▶ What you should do
Using the data beneath, show every line that includes the word "bedrijf".

Data entries
——

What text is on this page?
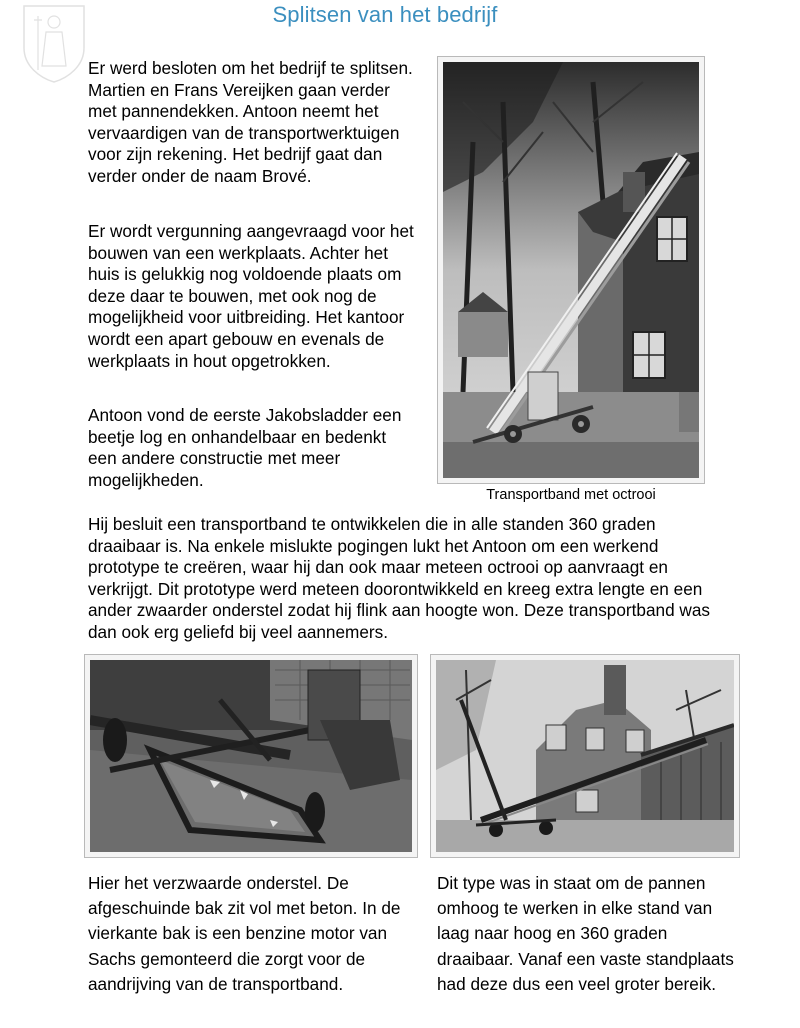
Splitsen van het bedrijf

Er werd besloten om het bedrijf te splitsen. Martien en Frans Vereijken gaan verder met pannendekken. Antoon neemt het vervaardigen van de transportwerktuigen voor zijn rekening. Het bedrijf gaat dan verder onder de naam Brové.

Er wordt vergunning aangevraagd voor het bouwen van een werkplaats. Achter het huis is gelukkig nog voldoende plaats om deze daar te bouwen, met ook nog de mogelijkheid voor uitbreiding. Het kantoor wordt een apart gebouw en evenals de werkplaats in hout opgetrokken.

Antoon vond de eerste Jakobsladder een beetje log en onhandelbaar en bedenkt een andere constructie met meer mogelijkheden.

Transportband met octrooi

Hij besluit een transportband te ontwikkelen die in alle standen 360 graden draaibaar is. Na enkele mislukte pogingen lukt het Antoon om een werkend prototype te creëren, waar hij dan ook maar meteen octrooi op aanvraagt en verkrijgt. Dit prototype werd meteen doorontwikkeld en kreeg extra lengte en een ander zwaarder onderstel zodat hij flink aan hoogte won. Deze transportband was dan ook erg geliefd bij veel aannemers.

Hier het verzwaarde onderstel. De afgeschuinde bak zit vol met beton. In de vierkante bak is een benzine motor van Sachs gemonteerd die zorgt voor de aandrijving van de transportband.

Dit type was in staat om de pannen omhoog te werken in elke stand van laag naar hoog en 360 graden draaibaar. Vanaf een vaste standplaats had deze dus een veel groter bereik.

——

▶ The output
Splitsen van het bedrijf
Er werd besloten om het bedrijf te splitsen. Martien en Frans Vereijken gaan verder met pannendekken. Antoon neemt het vervaardigen van de transportwerktuigen voor zijn rekening. Het bedrijf gaat dan verder onder de naam Brové.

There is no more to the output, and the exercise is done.